DATA ENTRIES
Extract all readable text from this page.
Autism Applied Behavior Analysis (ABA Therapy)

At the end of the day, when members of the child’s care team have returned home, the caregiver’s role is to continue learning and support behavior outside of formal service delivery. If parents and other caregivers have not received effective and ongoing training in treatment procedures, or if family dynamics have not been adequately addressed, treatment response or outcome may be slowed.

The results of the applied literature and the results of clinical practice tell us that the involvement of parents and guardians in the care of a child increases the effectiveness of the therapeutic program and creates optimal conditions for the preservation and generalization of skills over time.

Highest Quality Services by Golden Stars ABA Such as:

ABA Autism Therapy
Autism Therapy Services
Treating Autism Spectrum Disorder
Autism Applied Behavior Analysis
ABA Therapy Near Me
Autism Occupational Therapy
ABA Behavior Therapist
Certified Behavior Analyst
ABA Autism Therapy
==
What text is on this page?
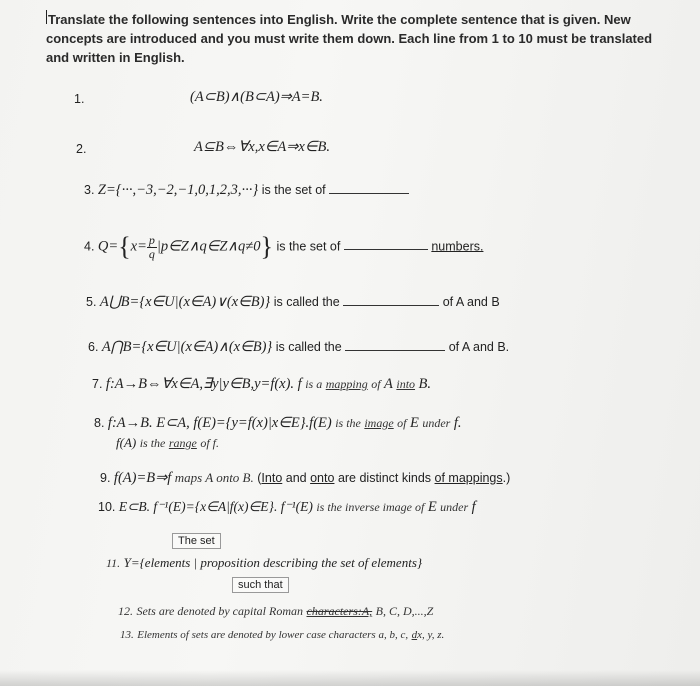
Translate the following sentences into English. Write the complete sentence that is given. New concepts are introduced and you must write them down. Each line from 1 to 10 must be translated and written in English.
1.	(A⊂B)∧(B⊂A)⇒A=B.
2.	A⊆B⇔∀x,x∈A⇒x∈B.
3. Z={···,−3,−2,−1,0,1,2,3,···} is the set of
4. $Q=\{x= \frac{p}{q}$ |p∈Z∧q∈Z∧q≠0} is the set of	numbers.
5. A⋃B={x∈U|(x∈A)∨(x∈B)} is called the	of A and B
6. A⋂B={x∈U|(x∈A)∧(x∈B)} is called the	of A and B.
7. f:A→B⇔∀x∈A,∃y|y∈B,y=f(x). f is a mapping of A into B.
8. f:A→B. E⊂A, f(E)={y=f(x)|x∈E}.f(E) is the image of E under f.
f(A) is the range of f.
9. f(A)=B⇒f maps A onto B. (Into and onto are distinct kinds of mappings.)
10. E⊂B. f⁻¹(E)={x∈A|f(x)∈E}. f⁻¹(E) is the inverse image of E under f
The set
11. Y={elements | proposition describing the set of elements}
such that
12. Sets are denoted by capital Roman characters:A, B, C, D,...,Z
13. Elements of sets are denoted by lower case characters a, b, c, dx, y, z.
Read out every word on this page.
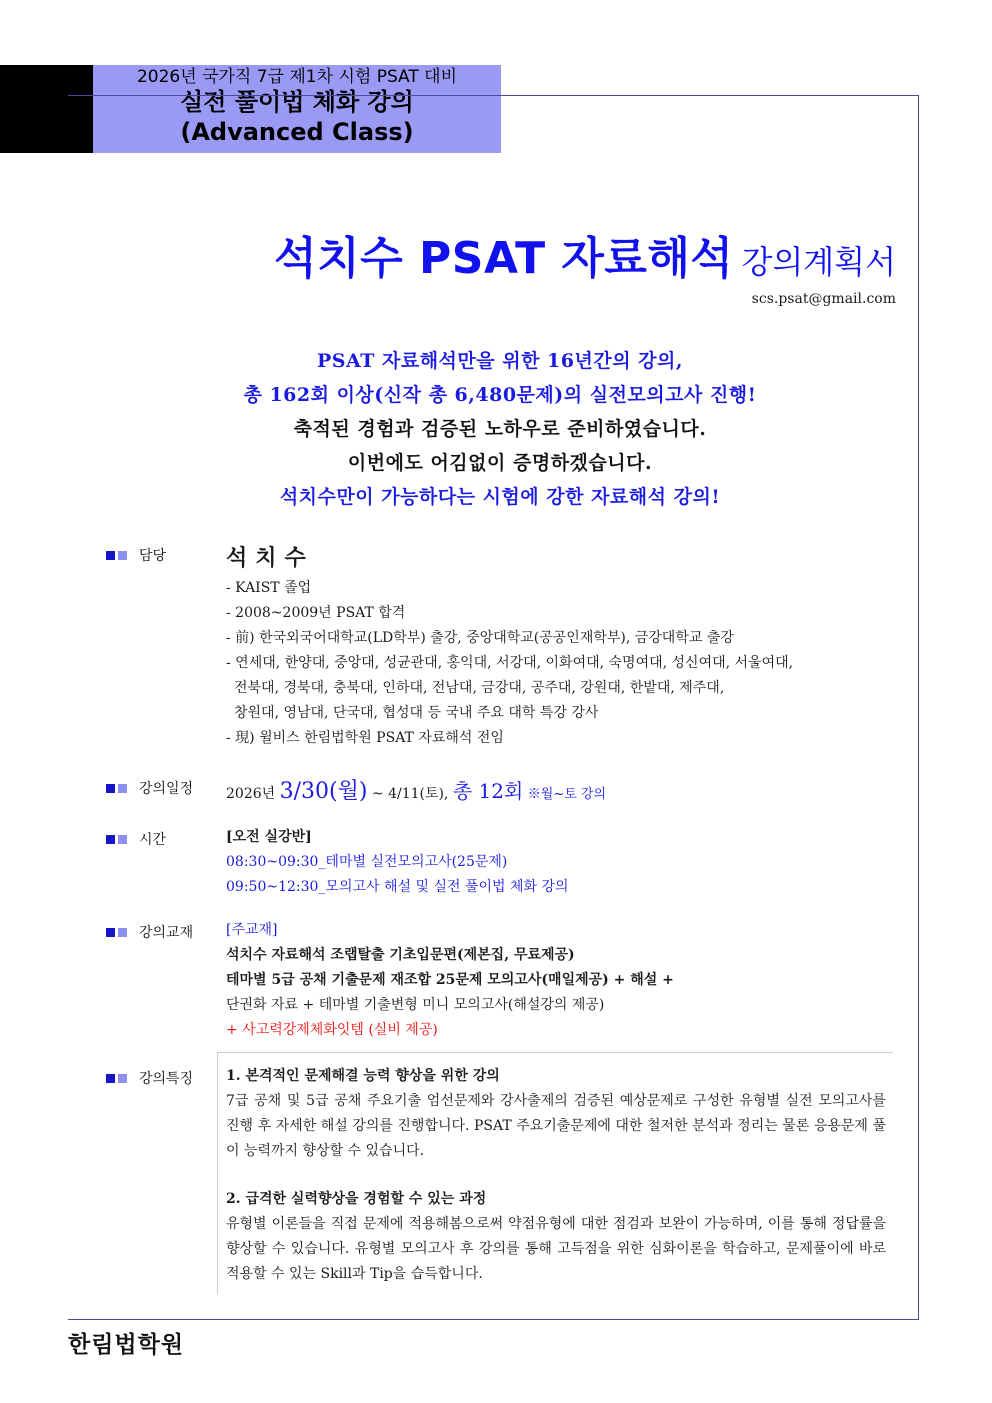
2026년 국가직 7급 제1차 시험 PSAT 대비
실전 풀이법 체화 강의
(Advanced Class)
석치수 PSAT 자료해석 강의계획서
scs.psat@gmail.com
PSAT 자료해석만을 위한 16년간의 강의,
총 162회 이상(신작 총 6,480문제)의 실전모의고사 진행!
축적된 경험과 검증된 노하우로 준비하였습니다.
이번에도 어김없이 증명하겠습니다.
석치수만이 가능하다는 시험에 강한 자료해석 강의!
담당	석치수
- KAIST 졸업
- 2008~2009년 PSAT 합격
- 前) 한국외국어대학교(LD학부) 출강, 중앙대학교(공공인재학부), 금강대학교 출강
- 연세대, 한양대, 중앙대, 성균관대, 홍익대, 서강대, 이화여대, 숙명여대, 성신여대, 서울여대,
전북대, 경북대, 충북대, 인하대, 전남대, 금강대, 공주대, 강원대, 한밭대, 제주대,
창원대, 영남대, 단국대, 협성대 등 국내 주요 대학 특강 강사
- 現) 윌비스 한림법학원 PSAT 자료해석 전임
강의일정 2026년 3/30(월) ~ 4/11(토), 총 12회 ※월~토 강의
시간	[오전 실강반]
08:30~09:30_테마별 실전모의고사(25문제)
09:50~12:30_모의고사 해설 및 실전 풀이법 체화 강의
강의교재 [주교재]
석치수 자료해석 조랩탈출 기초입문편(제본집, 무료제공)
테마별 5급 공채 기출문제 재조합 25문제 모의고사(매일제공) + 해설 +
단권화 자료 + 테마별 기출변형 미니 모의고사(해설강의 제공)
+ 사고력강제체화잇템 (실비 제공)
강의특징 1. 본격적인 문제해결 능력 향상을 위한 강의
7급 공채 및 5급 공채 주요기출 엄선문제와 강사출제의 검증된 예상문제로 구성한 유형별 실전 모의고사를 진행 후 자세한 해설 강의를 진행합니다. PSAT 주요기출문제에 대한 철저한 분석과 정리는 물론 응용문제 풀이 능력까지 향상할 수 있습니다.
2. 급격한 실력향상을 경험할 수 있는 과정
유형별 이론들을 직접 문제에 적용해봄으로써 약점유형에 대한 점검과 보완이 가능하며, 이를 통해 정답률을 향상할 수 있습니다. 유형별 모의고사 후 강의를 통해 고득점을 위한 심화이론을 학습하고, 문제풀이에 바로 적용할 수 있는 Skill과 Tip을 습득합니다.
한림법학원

DESCRIPTION OF THE TASK
List each line of the records that holds the string "from".

EXERCISE OUTPUT
Extract all readable text from this page.
Translate the following sentences into English. Write the complete sentence that is given. New concepts are introduced and you must write them down. Each line from 1 to 10 must be translated and written in English.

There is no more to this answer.